The problem:
Restate the records below word for word, and omit the images they hold.

Raw records:
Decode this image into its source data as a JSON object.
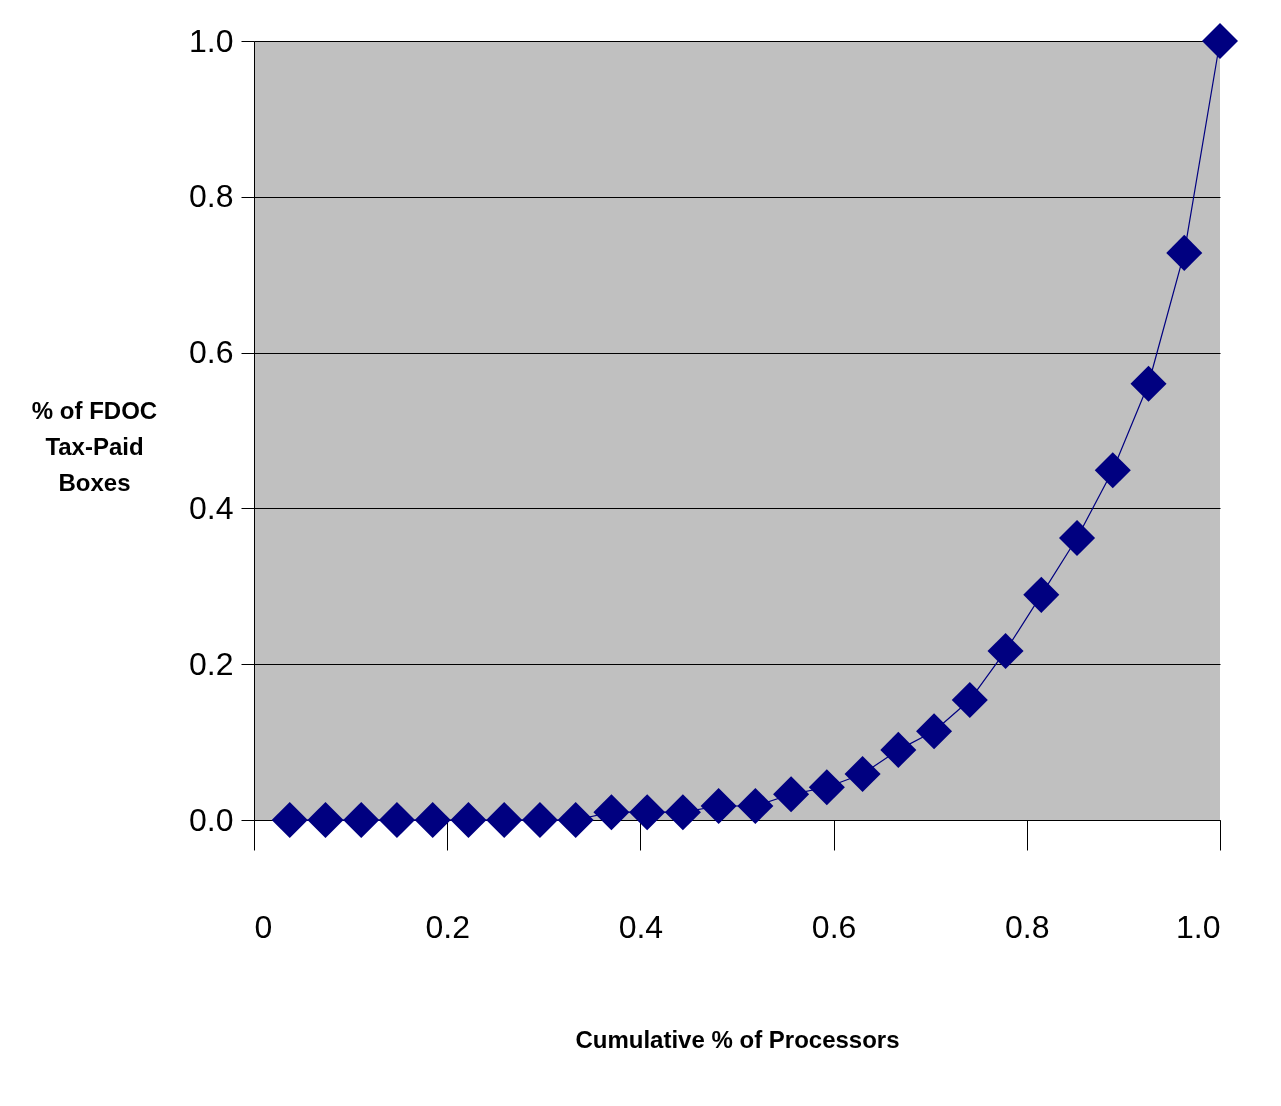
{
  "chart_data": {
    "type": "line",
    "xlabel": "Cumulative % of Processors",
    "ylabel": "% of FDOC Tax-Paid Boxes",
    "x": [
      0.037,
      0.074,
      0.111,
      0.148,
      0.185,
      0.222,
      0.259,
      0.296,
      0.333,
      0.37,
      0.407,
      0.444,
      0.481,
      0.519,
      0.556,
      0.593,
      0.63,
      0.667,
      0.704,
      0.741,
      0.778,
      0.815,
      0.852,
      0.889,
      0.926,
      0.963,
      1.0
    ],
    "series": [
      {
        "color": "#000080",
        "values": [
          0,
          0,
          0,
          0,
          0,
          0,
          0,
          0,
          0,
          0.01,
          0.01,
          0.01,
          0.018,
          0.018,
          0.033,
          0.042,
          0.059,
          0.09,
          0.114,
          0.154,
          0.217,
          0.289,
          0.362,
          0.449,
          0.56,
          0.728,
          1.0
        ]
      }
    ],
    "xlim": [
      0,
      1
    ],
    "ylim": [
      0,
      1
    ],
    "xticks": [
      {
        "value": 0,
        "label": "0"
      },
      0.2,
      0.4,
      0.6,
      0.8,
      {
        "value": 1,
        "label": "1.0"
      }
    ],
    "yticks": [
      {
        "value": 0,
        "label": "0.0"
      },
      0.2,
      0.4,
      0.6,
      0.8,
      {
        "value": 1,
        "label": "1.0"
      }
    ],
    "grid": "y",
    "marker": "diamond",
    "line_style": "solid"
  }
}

Task answer:
Decode this image into its source data as a JSON object.
{
  "chart_data": {
    "type": "line",
    "xlabel": "Cumulative % of Processors",
    "ylabel": "% of FDOC Tax-Paid Boxes",
    "x": [
      0.037,
      0.074,
      0.111,
      0.148,
      0.185,
      0.222,
      0.259,
      0.296,
      0.333,
      0.37,
      0.407,
      0.444,
      0.481,
      0.519,
      0.556,
      0.593,
      0.63,
      0.667,
      0.704,
      0.741,
      0.778,
      0.815,
      0.852,
      0.889,
      0.926,
      0.963,
      1.0
    ],
    "series": [
      {
        "color": "#000080",
        "values": [
          0,
          0,
          0,
          0,
          0,
          0,
          0,
          0,
          0,
          0.01,
          0.01,
          0.01,
          0.018,
          0.018,
          0.033,
          0.042,
          0.059,
          0.09,
          0.114,
          0.154,
          0.217,
          0.289,
          0.362,
          0.449,
          0.56,
          0.728,
          1.0
        ]
      }
    ],
    "xlim": [
      0,
      1
    ],
    "ylim": [
      0,
      1
    ],
    "xticks": [
      {
        "value": 0,
        "label": "0"
      },
      0.2,
      0.4,
      0.6,
      0.8,
      {
        "value": 1,
        "label": "1.0"
      }
    ],
    "yticks": [
      {
        "value": 0,
        "label": "0.0"
      },
      0.2,
      0.4,
      0.6,
      0.8,
      {
        "value": 1,
        "label": "1.0"
      }
    ],
    "grid": "y",
    "marker": "diamond",
    "line_style": "solid"
  }
}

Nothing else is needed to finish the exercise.